• [SOURCE TEXT]
--- START ---

LARSON (KBC Advanced Technologies, Inc.)
The other point I want to make is that we learned about this practice when it was presented in 2010 as primarily a safety issue. At that time, a lot of people had installed delta valves or other devices in the circuit, so they were not exposed to flipping a blind and a hot service and potentially having an event. Unfortunately, I have seen a situation where this was done, and a flange fire occurred. Luckily, no one was hurt. So, I have firsthand knowledge of the value of doing this in a way that it is safe for personnel and reliable for Operations.
CHRIS GREEN (Marathon Petroleum Corporation)
When you are starting up with the blind in the open position, are there any risks around pyrophoric iron sulfide residue left in the packing if you have a packed fractionator? That would be worth discussing before you put steam through that system; essentially, when you still have warm air there.
LARSON (KBC Advanced Technologies, Inc.)
Yes, you should have that consideration. I should have prefaced my comment by saying that I considered this after a turnaround where you would have gone into the unit, done sufficient cleaning of critical pieces of hardware to eliminate the coke, and removed the coke from the packed section. We would probably recommend a slightly different procedure if you are going to have a blind opened without having the unit clean prior to this action. Absolutely, you have to consider the pyrophoric material and how you might manage it. The point is that I would still try to find mechanisms, either through a valve or with the blind opened, to where you do not expose personnel to poor safety situations.
J.W. “BILL” WILSON (BP Products North America Inc.)
You really do need to worry about that pyrophoric iron because there has been at least one fire of which I am aware where we literally burned down the main fractionator. It was pyrophoric iron and hot air that ignited.
CATHERINE INKIM (PETROTRIN)
There are two scenarios to consider: shutdown and startup. Let’s address the shutdown scenario first.
A. For the shutdown scenario, the vapor blind is inserted after the main column and reactor are cooled down (below 350°F) and the catalyst is de-inventoried from the reactor and regenerator systems. To insert the blind the following operational conditions must be satisfied:
1. Reactor is gas-freed and being purged with steam.
2. The main column is cooled, and the catalyst flushed from the system by circulating and flushing with gas oil.
3. The vapor line blind flanges are soft-bolted and hot-bolted in preparation for removal of the spacer and the installation of the vapor line blind.
4. The blind on the warmup line is removed as the warmup line to the flue gas stack is to be opened to allow the reactor to continue to purge and cool when the blind is installed.

--- END ---

• [TASK SET]
A. Decide whether each statement agrees with the discussion of vapor line blinds. Answer yes or no and quote the words that settle it.
(i) Larson says the practice was presented in 2010 mainly as a safety issue.
(ii) Wilson says coke and steam ignited the fire that burned down the main fractionator.
(iii) Inkim says the vapor blind is inserted before the main column and reactor are cooled down.
B. Proceed with the discussion of vapor line blinds, beginning right after its final sentence.
The listing comes from a source unrelated to the discussion of vapor line blinds.

• [GIVEN INFORMATION]
--- START ---

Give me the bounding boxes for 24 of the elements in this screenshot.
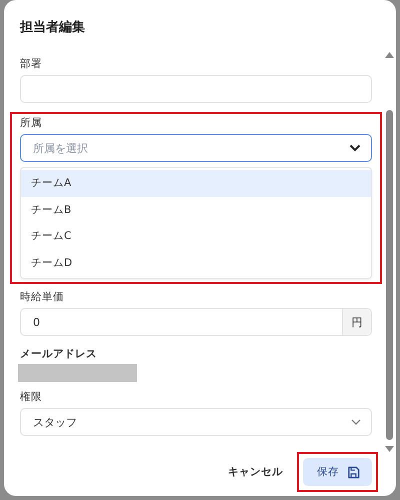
scrollbar[interactable] [384,52,394,452]
department-input[interactable] [20,75,372,103]
dropdown-option[interactable]: チームB [21,196,371,223]
select-value: スタッフ [33,414,77,430]
dropdown-option[interactable]: チームC [21,223,371,250]
field-label: 権限 [20,390,43,404]
scroll-up-icon[interactable] [384,52,394,58]
role-select[interactable]: スタッフ [20,408,372,436]
dialog-title: 担当者編集 [20,19,86,37]
chevron-down-icon [349,144,361,152]
save-button[interactable]: 保存 [303,458,372,486]
scroll-down-icon[interactable] [384,446,394,452]
field-label: 部署 [20,57,43,71]
dropdown-option[interactable]: チームA [21,170,371,196]
field-label: 時給単価 [20,290,65,304]
chevron-down-icon [351,419,361,425]
dropdown-option[interactable]: チームD [21,250,371,276]
input-value: 0 [32,316,41,328]
hourly-rate-input[interactable]: 0 円 [20,308,372,336]
field-label: 所属 [20,116,43,130]
cancel-button[interactable]: キャンセル [228,465,283,479]
unit-addon: 円 [342,309,371,335]
select-placeholder: 所属を選択 [33,140,88,156]
field-label: メールアドレス [20,347,98,361]
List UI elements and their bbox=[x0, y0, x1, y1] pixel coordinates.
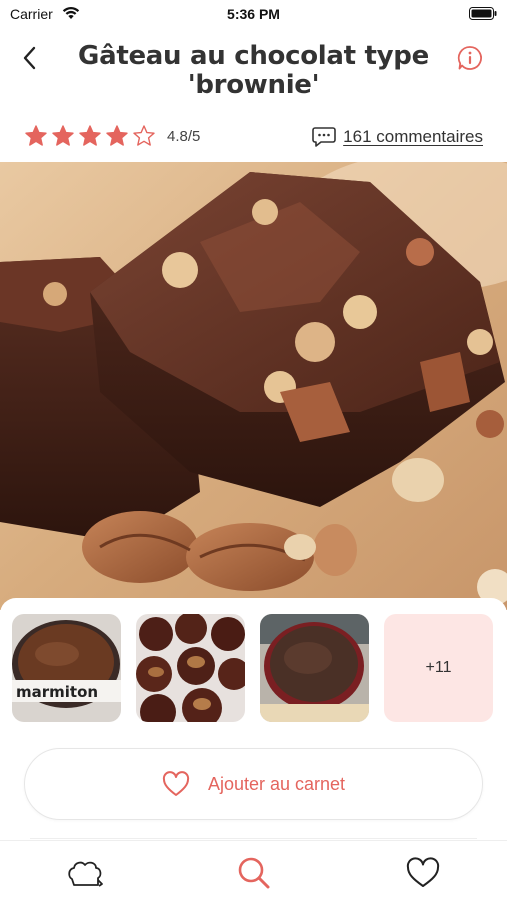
page-title: Gâteau au chocolat type 'brownie' bbox=[78, 41, 429, 100]
recipe-hero-image bbox=[0, 162, 507, 610]
chef-hat-icon[interactable] bbox=[65, 853, 105, 893]
recipe-card: marmiton +11 Ajouter au carnet bbox=[0, 598, 507, 848]
star-filled-icon bbox=[25, 125, 47, 146]
back-icon[interactable] bbox=[18, 44, 42, 72]
header: Gâteau au chocolat type 'brownie' bbox=[0, 30, 507, 110]
thumbnail-photo-1[interactable]: marmiton bbox=[12, 614, 121, 722]
cake-photo: marmiton bbox=[12, 614, 121, 722]
search-icon[interactable] bbox=[234, 853, 274, 893]
more-photos-count: +11 bbox=[425, 659, 452, 676]
divider bbox=[30, 838, 477, 839]
status-time: 5:36 PM bbox=[227, 6, 280, 22]
brownie-photo bbox=[0, 162, 507, 610]
rating-row: 4.8/5 161 commentaires bbox=[0, 122, 507, 154]
photo-thumbnails: marmiton +11 bbox=[12, 614, 493, 722]
thumbnail-photo-3[interactable] bbox=[260, 614, 369, 722]
rating-value: 4.8/5 bbox=[167, 128, 201, 145]
battery-icon bbox=[469, 7, 497, 20]
heart-outline-icon bbox=[162, 771, 190, 796]
more-photos-button[interactable]: +11 bbox=[384, 614, 493, 722]
marmiton-watermark: marmiton bbox=[16, 683, 98, 701]
comment-icon bbox=[312, 127, 336, 147]
add-to-notebook-label: Ajouter au carnet bbox=[207, 773, 346, 794]
comments-link[interactable]: 161 commentaires bbox=[312, 126, 483, 148]
star-filled-icon bbox=[106, 125, 128, 146]
star-filled-icon bbox=[79, 125, 101, 146]
heart-icon[interactable] bbox=[403, 853, 443, 893]
star-empty-icon bbox=[133, 125, 155, 146]
star-filled-icon bbox=[52, 125, 74, 146]
tab-bar bbox=[0, 840, 507, 900]
info-icon[interactable] bbox=[457, 45, 483, 71]
add-to-notebook-button[interactable]: Ajouter au carnet bbox=[24, 748, 483, 820]
mini-brownies-photo bbox=[136, 614, 245, 722]
comments-label: 161 commentaires bbox=[343, 127, 483, 146]
status-bar: Carrier 5:36 PM bbox=[0, 0, 507, 28]
tart-photo bbox=[260, 614, 369, 722]
star-rating bbox=[24, 124, 156, 148]
thumbnail-photo-2[interactable] bbox=[136, 614, 245, 722]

--- END ---

• [ANSWERS FOR THE EXERCISE]
A.
(i) Yes: "it was presented in 2010 as primarily a safety issue"
(ii) No: "It was pyrophoric iron and hot air that ignited."
(iii) No: "the vapor blind is inserted after the main column and reactor are cooled down (below 350°F)"

B.
5. The gas oil circulation is stopped and the level in the main column pumped away to a minimum. This is done to minimize the volume of hydrocarbon in the vessel and therefore minimize the risk of flashing and fire, as well as prevent any oil from coming in contact with maintenance personnel. Steam is then introduced to the column via the try lines to provide a purge.
6. Steam is opened on both sides of the vapor line blind to form a steam curtain, and the valve on the warmup line is cracked open.
7. Reactor pressure is reduced to a minimum (0.5 psi to 1 psi) by shutting down the MAB (main air blower), if in service, and reducing the steam flow to the reactor.
8. The main column pressure is reduced and maintained at less than 1 psi by reducing the gas makeup to the main column to a minimum and opening the overpressure valve to flare. At this time, the overpressure valve is operated on manual mode to ensure continued flow of gas and steam from the column to the flare system.
9. During the installation of the vapor line blind, the purge to the reactor instruments is changed from gas to air.
During normal operations, the blind is usually stored in close proximity to the vapor line flanges and is protected against weather elements to minimize corrosion. A chain block operation is used to insert the blind with new gaskets installed on both sides of the blind. Prior to the job being commenced, each gasket is wrapped with GRAFOIL® tape (graphite tape) to assist with keeping it intact during installation. Three gaskets are made available onsite in the event that one is damaged.
Contractors used for installing the blind are usually rotated so that there is more than one contractor with experience in the installation and removal of the blind. The blind installation is a fresh air mask operation as hydrocarbon vapor can be present and usually lasts less than 45 minutes with a crew of seven people. During the blind installation operation, all other maintenance activities in the vicinity are suspended and fire equipment – steam hoses and dry powder extinguishers – are made easily available. Insulation jackets are used to cover any hot lines that contractors may come into contact with during this operation.
B. At startup, the blind is usually removed following dryout of the regenerator. If the unit is new, hot air can be used to dry out the reactor prior to blind removal. If the startup is from a turnaround and there is coke present, preliminary reactor dryout is done with steam prior to the blind removal; however, the reactor dryout is completed when catalyst circulation is being established. To remove the blind, the following operational conditions must be satisfied:
1. The main column must be air-freed and inventoried with gas oil, circulation established, and circuits dried (i.e., all water removed). Temperatures must be warm enough to prevent steam condensation when the blind is removed. Efforts are made to achieve a main column overhead temperature of at least 250°F.
2. The reactor should be steaming to atmosphere via the warmup line with the reactor temperature being maintained above 300°F.
3. One hour prior to removing the blind, the purge to the reactor instruments should be changed from air to gas.
4. Once the required reactor and main column temperatures are attained, the MAB is shut down to allow for the reduction of the reactor pressure while maintaining a negative vessels differential pressure in preparation for blind removal.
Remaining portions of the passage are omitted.